● **GIVEN TASK**: Search the listing below for "household". Copy each matching line.

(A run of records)
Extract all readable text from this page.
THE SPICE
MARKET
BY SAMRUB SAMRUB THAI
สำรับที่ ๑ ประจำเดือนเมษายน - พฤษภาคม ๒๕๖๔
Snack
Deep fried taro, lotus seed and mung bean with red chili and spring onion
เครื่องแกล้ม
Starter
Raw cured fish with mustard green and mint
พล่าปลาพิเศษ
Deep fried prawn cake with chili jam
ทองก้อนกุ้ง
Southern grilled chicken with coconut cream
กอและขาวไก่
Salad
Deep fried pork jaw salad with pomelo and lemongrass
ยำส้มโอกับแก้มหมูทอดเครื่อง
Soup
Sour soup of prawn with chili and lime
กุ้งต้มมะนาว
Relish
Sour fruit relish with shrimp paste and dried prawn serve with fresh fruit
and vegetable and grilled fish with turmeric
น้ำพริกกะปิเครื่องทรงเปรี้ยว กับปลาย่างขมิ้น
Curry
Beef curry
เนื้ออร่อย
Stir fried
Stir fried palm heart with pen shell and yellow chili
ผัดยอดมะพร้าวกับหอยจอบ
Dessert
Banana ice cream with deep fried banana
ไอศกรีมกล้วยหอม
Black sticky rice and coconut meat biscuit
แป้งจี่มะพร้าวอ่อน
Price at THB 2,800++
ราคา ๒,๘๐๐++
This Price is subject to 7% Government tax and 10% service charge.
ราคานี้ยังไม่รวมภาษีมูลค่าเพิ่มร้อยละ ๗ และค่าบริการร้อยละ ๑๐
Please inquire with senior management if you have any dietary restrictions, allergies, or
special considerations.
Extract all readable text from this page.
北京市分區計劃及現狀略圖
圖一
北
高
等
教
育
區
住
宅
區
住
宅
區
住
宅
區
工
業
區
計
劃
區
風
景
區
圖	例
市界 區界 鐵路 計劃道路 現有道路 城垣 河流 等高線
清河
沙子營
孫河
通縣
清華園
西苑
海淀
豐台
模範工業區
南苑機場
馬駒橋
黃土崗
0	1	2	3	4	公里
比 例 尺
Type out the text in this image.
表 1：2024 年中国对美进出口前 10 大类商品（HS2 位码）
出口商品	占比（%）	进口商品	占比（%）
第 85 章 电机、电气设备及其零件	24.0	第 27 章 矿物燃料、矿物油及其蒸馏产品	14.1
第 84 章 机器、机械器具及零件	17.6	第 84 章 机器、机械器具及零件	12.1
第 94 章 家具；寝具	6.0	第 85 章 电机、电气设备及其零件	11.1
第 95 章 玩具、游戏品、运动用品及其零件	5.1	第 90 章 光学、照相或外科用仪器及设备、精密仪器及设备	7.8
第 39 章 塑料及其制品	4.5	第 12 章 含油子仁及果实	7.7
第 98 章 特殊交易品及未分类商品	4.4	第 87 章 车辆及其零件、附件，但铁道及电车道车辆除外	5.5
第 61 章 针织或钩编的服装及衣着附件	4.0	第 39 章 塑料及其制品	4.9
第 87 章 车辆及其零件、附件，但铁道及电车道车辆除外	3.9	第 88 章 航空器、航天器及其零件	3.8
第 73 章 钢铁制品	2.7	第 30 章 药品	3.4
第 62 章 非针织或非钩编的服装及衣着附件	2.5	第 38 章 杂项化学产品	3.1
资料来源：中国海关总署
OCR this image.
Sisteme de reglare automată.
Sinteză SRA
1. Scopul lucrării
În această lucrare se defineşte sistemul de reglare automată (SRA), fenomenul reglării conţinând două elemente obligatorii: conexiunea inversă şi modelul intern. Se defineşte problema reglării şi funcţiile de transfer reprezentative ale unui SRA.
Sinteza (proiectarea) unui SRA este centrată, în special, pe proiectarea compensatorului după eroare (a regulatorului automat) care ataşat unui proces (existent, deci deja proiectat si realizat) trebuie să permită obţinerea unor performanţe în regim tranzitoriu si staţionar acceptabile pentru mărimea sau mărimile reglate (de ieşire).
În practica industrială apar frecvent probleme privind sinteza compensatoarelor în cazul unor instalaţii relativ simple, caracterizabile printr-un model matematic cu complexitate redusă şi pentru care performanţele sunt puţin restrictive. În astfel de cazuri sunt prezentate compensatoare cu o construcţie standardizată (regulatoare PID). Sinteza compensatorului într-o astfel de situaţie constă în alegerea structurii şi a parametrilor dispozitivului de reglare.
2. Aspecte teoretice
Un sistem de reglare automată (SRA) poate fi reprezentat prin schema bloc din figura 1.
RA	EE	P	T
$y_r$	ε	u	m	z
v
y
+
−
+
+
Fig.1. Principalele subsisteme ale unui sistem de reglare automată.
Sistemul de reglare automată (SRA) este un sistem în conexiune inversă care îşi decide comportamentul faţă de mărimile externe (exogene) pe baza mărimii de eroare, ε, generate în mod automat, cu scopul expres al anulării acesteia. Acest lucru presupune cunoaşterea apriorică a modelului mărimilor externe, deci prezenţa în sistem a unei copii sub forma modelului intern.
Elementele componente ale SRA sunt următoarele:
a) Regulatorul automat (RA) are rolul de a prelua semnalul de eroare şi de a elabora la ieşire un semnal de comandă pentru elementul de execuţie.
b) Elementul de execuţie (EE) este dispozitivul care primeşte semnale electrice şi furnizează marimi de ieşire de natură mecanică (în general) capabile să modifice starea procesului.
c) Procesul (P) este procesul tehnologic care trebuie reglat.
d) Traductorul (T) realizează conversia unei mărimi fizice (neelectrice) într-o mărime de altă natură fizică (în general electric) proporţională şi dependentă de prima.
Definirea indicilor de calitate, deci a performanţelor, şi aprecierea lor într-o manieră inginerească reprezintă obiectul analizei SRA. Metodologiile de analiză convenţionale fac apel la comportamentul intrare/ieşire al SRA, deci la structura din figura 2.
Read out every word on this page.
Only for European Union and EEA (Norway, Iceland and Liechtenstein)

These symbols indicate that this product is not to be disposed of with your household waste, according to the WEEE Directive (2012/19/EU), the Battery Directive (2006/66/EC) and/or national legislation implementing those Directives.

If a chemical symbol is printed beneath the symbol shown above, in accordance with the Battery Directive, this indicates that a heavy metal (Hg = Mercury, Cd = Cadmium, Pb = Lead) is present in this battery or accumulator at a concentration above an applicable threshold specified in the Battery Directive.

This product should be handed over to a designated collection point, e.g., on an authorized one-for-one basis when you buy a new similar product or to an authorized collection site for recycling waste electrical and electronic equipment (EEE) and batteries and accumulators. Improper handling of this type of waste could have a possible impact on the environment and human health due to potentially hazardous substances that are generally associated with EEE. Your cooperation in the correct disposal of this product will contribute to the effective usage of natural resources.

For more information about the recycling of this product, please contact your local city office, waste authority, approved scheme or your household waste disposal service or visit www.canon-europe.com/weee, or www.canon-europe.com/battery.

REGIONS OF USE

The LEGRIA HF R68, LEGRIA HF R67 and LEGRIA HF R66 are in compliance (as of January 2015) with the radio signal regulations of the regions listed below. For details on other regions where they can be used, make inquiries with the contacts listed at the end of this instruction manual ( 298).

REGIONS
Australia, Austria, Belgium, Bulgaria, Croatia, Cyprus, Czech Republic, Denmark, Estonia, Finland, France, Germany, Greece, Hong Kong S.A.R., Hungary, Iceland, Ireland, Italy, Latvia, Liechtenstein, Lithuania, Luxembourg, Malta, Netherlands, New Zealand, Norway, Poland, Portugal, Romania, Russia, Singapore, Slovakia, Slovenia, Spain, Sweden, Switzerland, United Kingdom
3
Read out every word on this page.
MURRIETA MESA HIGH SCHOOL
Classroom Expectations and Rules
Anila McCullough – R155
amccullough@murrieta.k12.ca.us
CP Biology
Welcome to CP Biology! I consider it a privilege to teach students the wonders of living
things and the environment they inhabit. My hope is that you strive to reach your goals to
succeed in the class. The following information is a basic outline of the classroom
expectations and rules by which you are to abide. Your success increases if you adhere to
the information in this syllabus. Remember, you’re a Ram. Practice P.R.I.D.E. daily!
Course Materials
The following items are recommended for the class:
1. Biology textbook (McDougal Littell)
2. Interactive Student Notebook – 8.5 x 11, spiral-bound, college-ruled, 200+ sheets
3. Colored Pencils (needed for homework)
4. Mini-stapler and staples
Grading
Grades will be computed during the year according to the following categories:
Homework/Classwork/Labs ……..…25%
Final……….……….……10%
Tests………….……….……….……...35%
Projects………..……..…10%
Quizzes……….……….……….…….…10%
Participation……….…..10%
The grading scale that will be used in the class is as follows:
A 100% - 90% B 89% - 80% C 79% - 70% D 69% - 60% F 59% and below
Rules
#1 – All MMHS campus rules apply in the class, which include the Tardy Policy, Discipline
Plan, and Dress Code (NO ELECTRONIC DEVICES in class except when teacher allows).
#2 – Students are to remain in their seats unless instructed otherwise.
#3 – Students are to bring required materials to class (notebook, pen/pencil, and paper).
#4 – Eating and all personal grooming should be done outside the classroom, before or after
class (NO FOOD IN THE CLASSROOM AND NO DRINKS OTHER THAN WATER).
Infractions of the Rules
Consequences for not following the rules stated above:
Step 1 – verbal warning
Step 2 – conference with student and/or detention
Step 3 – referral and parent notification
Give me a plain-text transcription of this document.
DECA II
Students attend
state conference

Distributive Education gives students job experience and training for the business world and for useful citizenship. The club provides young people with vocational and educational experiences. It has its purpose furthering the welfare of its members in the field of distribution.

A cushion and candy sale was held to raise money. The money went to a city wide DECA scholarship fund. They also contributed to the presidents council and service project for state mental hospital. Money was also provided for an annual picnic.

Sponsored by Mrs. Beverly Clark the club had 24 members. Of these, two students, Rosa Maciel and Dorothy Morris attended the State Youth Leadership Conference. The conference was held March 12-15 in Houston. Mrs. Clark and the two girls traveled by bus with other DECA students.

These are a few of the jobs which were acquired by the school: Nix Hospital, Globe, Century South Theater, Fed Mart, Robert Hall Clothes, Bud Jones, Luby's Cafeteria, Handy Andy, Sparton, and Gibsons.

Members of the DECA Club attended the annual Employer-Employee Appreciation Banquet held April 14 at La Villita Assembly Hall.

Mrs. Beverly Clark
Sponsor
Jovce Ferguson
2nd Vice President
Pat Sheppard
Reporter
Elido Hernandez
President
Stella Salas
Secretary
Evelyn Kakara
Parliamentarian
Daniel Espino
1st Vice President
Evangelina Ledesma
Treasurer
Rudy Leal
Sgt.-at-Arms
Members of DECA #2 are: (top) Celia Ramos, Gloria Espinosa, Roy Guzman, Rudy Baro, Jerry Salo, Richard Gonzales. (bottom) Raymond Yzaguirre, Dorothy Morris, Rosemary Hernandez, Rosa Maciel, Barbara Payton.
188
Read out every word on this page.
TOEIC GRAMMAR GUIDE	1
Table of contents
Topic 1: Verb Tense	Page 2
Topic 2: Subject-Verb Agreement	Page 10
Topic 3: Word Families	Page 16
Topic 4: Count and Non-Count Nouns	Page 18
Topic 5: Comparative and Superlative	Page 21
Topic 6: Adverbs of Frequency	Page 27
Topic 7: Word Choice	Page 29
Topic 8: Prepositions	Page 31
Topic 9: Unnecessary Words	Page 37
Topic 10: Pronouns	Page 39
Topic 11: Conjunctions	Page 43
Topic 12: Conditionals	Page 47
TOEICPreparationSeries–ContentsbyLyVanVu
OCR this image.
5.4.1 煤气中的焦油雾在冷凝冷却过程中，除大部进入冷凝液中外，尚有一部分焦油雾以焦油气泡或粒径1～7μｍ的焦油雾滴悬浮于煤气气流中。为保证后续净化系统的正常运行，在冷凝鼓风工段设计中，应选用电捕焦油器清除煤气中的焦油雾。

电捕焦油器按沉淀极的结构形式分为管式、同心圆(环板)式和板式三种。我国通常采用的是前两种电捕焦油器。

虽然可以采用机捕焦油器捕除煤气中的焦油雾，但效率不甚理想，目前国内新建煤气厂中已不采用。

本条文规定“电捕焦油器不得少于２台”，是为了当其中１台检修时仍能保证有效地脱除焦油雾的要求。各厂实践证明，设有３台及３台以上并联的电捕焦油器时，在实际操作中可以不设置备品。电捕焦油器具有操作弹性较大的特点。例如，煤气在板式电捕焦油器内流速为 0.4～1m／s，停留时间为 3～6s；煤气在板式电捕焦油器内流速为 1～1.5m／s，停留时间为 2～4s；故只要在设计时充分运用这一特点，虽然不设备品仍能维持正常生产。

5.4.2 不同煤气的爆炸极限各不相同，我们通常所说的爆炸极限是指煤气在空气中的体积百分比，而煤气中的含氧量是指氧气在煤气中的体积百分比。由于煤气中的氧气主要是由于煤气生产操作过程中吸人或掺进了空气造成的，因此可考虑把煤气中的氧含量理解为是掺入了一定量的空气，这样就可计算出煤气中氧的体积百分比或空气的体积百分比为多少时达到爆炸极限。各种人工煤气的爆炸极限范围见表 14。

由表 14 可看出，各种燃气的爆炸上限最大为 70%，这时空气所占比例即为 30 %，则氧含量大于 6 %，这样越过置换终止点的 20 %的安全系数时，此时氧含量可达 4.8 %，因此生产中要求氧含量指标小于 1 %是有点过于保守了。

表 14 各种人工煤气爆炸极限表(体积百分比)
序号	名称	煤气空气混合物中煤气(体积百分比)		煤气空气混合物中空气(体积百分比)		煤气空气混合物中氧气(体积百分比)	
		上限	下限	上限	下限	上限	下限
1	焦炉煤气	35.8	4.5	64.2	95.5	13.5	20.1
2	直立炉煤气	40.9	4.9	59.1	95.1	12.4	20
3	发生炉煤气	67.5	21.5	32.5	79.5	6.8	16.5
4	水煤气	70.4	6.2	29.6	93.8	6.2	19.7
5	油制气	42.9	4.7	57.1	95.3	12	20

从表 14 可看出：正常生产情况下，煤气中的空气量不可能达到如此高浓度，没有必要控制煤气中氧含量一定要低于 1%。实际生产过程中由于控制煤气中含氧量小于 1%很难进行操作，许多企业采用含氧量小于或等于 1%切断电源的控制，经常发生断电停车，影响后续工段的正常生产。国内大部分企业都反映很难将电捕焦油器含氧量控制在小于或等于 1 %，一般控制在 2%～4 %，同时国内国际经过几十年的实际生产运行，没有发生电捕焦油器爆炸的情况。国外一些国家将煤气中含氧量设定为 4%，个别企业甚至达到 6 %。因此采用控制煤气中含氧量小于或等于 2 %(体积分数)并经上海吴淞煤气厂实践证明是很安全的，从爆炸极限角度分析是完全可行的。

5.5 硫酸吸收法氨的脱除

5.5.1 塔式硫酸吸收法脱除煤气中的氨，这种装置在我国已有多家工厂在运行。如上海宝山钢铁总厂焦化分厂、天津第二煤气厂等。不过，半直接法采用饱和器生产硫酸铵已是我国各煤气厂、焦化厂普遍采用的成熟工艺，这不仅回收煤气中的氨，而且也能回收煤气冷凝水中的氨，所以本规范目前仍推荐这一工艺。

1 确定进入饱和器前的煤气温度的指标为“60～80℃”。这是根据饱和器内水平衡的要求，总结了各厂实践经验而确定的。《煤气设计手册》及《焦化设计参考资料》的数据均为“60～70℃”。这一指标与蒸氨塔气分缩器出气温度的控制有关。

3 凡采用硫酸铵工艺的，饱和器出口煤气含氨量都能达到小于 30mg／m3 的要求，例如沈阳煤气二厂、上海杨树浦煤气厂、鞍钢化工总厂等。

● **TASK RESULT**:
These symbols indicate that this product is not to be disposed of with your household waste, according to the WEEE Directive (2012/19/EU), the Battery Directive (2006/66/EC) and/or national legislation implementing those Directives.
For more information about the recycling of this product, please contact your local city office, waste authority, approved scheme or your household waste disposal service or visit www.canon-europe.com/weee, or www.canon-europe.com/battery.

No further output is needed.